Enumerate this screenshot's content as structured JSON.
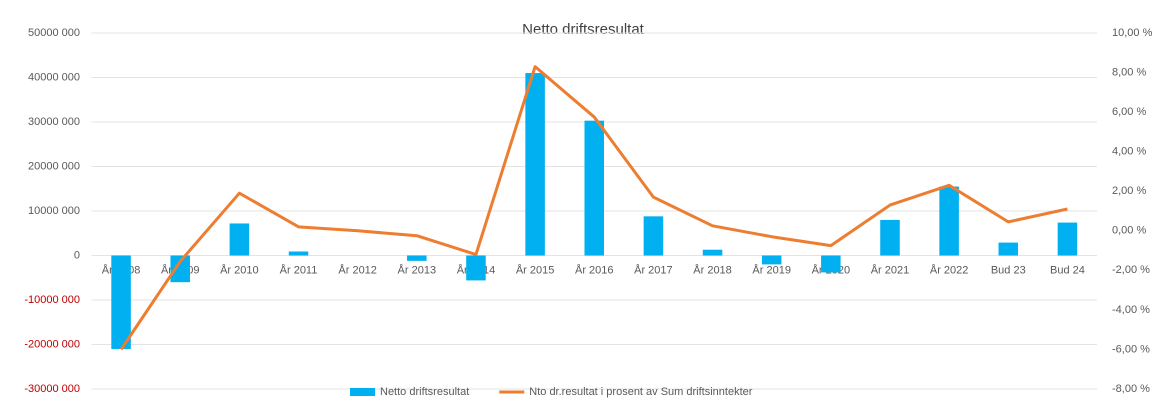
{
  "chart_data": {
    "type": "bar_line",
    "title": "Netto driftsresultat",
    "categories": [
      "År 2008",
      "År 2009",
      "År 2010",
      "År 2011",
      "År 2012",
      "År 2013",
      "År 2014",
      "År 2015",
      "År 2016",
      "År 2017",
      "År 2018",
      "År 2019",
      "År 2020",
      "År 2021",
      "År 2022",
      "Bud 23",
      "Bud 24"
    ],
    "series": [
      {
        "name": "Netto driftsresultat",
        "color": "#00b0f0",
        "kind": "bar",
        "values": [
          -21000000,
          -6000000,
          7200000,
          900000,
          0,
          -1200000,
          -5600000,
          41000000,
          30300000,
          8800000,
          1300000,
          -2000000,
          -3800000,
          8000000,
          15500000,
          2900000,
          7400000
        ]
      },
      {
        "name": "Nto dr.resultat i prosent av Sum driftsinntekter",
        "color": "#ed7d31",
        "kind": "line",
        "axis": "y2",
        "values": [
          -6.0,
          -1.55,
          1.9,
          0.2,
          0.0,
          -0.25,
          -1.2,
          8.3,
          5.75,
          1.7,
          0.25,
          -0.3,
          -0.75,
          1.3,
          2.3,
          0.45,
          1.1
        ]
      }
    ],
    "ylim": [
      -30000000,
      50000000
    ],
    "yticks": [
      {
        "value": -30000000,
        "label": "-30000 000"
      },
      {
        "value": -20000000,
        "label": "-20000 000"
      },
      {
        "value": -10000000,
        "label": "-10000 000"
      },
      0,
      {
        "value": 10000000,
        "label": "10000 000"
      },
      {
        "value": 20000000,
        "label": "20000 000"
      },
      {
        "value": 30000000,
        "label": "30000 000"
      },
      {
        "value": 40000000,
        "label": "40000 000"
      },
      {
        "value": 50000000,
        "label": "50000 000"
      }
    ],
    "y2lim": [
      -8,
      10
    ],
    "y2ticks": [
      {
        "value": -8,
        "label": "-8,00 %"
      },
      {
        "value": -6,
        "label": "-6,00 %"
      },
      {
        "value": -4,
        "label": "-4,00 %"
      },
      {
        "value": -2,
        "label": "-2,00 %"
      },
      {
        "value": 0,
        "label": "0,00 %"
      },
      {
        "value": 2,
        "label": "2,00 %"
      },
      {
        "value": 4,
        "label": "4,00 %"
      },
      {
        "value": 6,
        "label": "6,00 %"
      },
      {
        "value": 8,
        "label": "8,00 %"
      },
      {
        "value": 10,
        "label": "10,00 %"
      }
    ],
    "negative_tick_color": "#c00000",
    "grid": true,
    "legend": "bottom"
  }
}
######
• _Brief_:
Tally the lines in the entries above that hold the word "name". Reply with nothing but that count.

• _Task result_:
2